Task -
Please filter the records below and copy out every line that contains the string "gray", keeping each line unchanged.
-- START OF Dataset records --
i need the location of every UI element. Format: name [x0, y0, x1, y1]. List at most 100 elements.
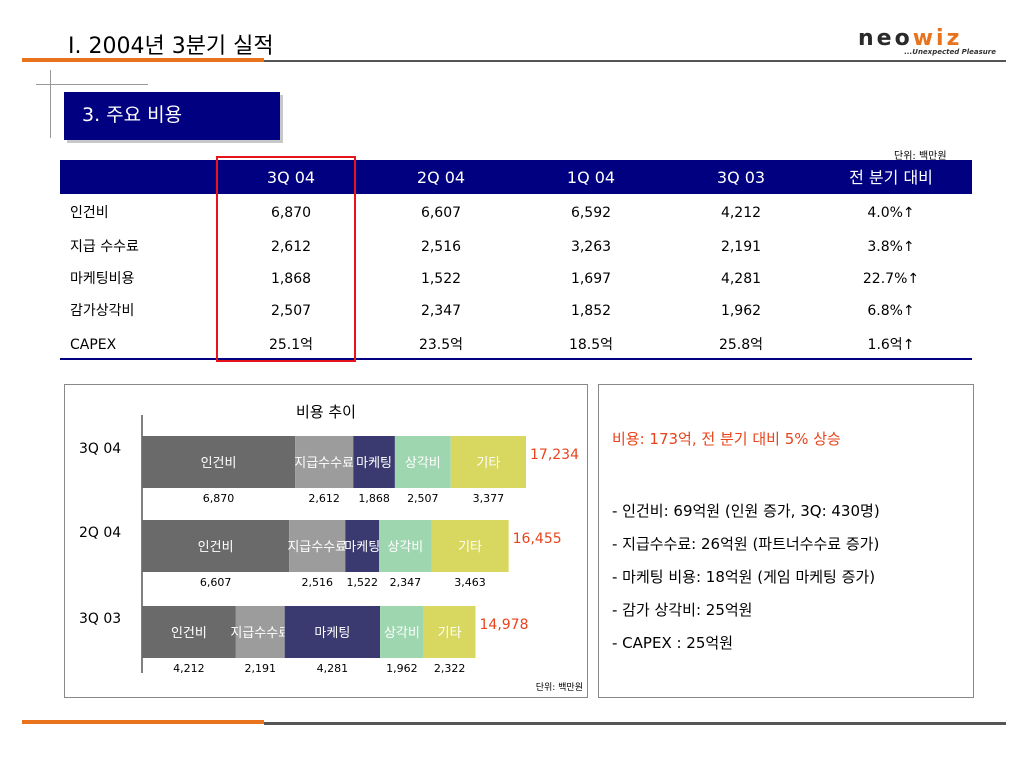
table-cell: 1,697 — [570, 271, 612, 287]
column-header-3q04: 3Q 04 — [266, 168, 316, 187]
chart-unit-label: 단위: 백만원 — [536, 682, 583, 693]
segment-name-label: 지급수수료 — [294, 456, 354, 471]
bar-total-label: 14,978 — [480, 617, 529, 633]
segment-value-label: 2,516 — [301, 576, 333, 589]
table-cell: 4,281 — [720, 271, 762, 287]
table-cell: 18.5억 — [568, 337, 614, 353]
table-cell: 1,522 — [420, 271, 462, 287]
table-cell: 4.0%↑ — [867, 205, 915, 221]
table-row: 감가상각비 2,507 2,347 1,852 1,962 6.8%↑ — [60, 294, 972, 328]
segment-value-label: 6,870 — [203, 492, 235, 505]
decorative-line-horizontal — [36, 84, 148, 85]
bar-segment-5 — [431, 520, 509, 572]
segment-value-label: 4,212 — [173, 662, 205, 675]
category-label: 3Q 03 — [79, 611, 121, 627]
segment-value-label: 1,522 — [346, 576, 378, 589]
segment-name-label: 인건비 — [198, 540, 234, 555]
table-cell: 1.6억↑ — [867, 337, 915, 353]
table-cell: 25.8억 — [718, 337, 764, 353]
table-header-row: 3Q 04 2Q 04 1Q 04 3Q 03 전 분기 대비 — [60, 160, 972, 194]
segment-name-label: 마케팅 — [356, 456, 392, 471]
table-cell: 6,592 — [570, 205, 612, 221]
segment-name-label: 지급수수료 — [230, 626, 290, 641]
summary-item: - 인건비: 69억원 (인원 증가, 3Q: 430명) — [612, 502, 880, 520]
segment-name-label: 기타 — [476, 456, 500, 471]
table-cell: 2,612 — [270, 239, 312, 255]
bar-segment-1 — [142, 436, 296, 488]
table-row: 인건비 6,870 6,607 6,592 4,212 4.0%↑ — [60, 196, 972, 230]
table-cell: 3.8%↑ — [867, 239, 915, 255]
column-header-3q03: 3Q 03 — [716, 168, 766, 187]
bar-segment-1 — [142, 606, 236, 658]
bar-segment-5 — [450, 436, 526, 488]
segment-name-label: 기타 — [458, 540, 482, 555]
table-row: CAPEX 25.1억 23.5억 18.5억 25.8억 1.6억↑ — [60, 328, 972, 362]
table-cell: 3,263 — [570, 239, 612, 255]
summary-item: - 지급수수료: 26억원 (파트너수수료 증가) — [612, 535, 880, 553]
table-cell: 6,870 — [270, 205, 312, 221]
bar-segment-3 — [284, 606, 381, 658]
summary-item: - 마케팅 비용: 18억원 (게임 마케팅 증가) — [612, 568, 876, 586]
column-header-qoq: 전 분기 대비 — [849, 168, 933, 187]
column-header-1q04: 1Q 04 — [566, 168, 616, 187]
footer-rule-gray — [264, 722, 1006, 725]
table-cell: 2,347 — [420, 303, 462, 319]
category-label: 3Q 04 — [79, 441, 121, 457]
segment-name-label: 인건비 — [171, 626, 207, 641]
summary-item: - CAPEX : 25억원 — [612, 634, 733, 652]
segment-value-label: 2,191 — [245, 662, 277, 675]
segment-name-label: 인건비 — [201, 456, 237, 471]
summary-item: - 감가 상각비: 25억원 — [612, 601, 753, 619]
logo-tagline: ...Unexpected Pleasure — [904, 48, 996, 56]
table-row: 지급 수수료 2,612 2,516 3,263 2,191 3.8%↑ — [60, 230, 972, 264]
chart-title: 비용 추이 — [296, 403, 356, 421]
bar-segment-2 — [235, 606, 285, 658]
segment-value-label: 6,607 — [200, 576, 232, 589]
logo-accent: wiz — [912, 26, 963, 51]
bar-segment-2 — [295, 436, 354, 488]
bar-segment-4 — [379, 520, 432, 572]
segment-value-label: 4,281 — [317, 662, 349, 675]
bar-segment-5 — [423, 606, 476, 658]
table-cell: 23.5억 — [418, 337, 464, 353]
table-cell: 22.7%↑ — [862, 271, 920, 287]
table-cell: 2,516 — [420, 239, 462, 255]
bar-total-label: 16,455 — [513, 531, 562, 547]
table-cell: 4,212 — [720, 205, 762, 221]
segment-value-label: 2,507 — [407, 492, 439, 505]
highlight-box-3q04 — [216, 156, 356, 362]
table-cell: 1,852 — [570, 303, 612, 319]
section-title: 3. 주요 비용 — [64, 92, 280, 140]
chart-panel: 비용 추이 3Q 04 인건비 6,870 지급수수료 2,612 마케팅 1,868 상각비 2… — [64, 384, 588, 698]
segment-value-label: 2,322 — [434, 662, 466, 675]
table-cell: 2,191 — [720, 239, 762, 255]
table-cell: 1,868 — [270, 271, 312, 287]
bar-segment-3 — [353, 436, 395, 488]
table-cell: 6,607 — [420, 205, 462, 221]
segment-value-label: 2,612 — [308, 492, 340, 505]
page-title: I. 2004년 3분기 실적 — [68, 34, 274, 59]
table-cell: 2,507 — [270, 303, 312, 319]
bar-total-label: 17,234 — [530, 447, 579, 463]
row-label: CAPEX — [70, 337, 117, 353]
bar-segment-1 — [142, 520, 290, 572]
row-label: 마케팅비용 — [70, 271, 135, 287]
table-bottom-rule — [60, 358, 972, 360]
segment-name-label: 상각비 — [387, 540, 423, 555]
header-rule-gray — [264, 60, 1006, 62]
bar-segment-4 — [394, 436, 451, 488]
segment-name-label: 기타 — [438, 626, 462, 641]
company-logo: neowiz ...Unexpected Pleasure — [858, 26, 998, 62]
footer-rule-orange — [22, 720, 264, 724]
bar-segment-4 — [380, 606, 424, 658]
table-cell: 6.8%↑ — [867, 303, 915, 319]
stacked-bar-chart: 비용 추이 3Q 04 인건비 6,870 지급수수료 2,612 마케팅 1,868 상각비 2… — [79, 403, 583, 693]
segment-value-label: 1,868 — [358, 492, 390, 505]
logo-main: neo — [858, 26, 913, 51]
segment-name-label: 상각비 — [405, 456, 441, 471]
summary-headline: 비용: 173억, 전 분기 대비 5% 상승 — [612, 430, 841, 448]
segment-value-label: 1,962 — [386, 662, 418, 675]
bar-segment-3 — [345, 520, 380, 572]
segment-value-label: 3,463 — [454, 576, 486, 589]
table-cell: 1,962 — [720, 303, 762, 319]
-- END OF Dataset records --
Response to the task -
footer-rule-gray — [264, 722, 1006, 725]
header-rule-gray — [264, 60, 1006, 62]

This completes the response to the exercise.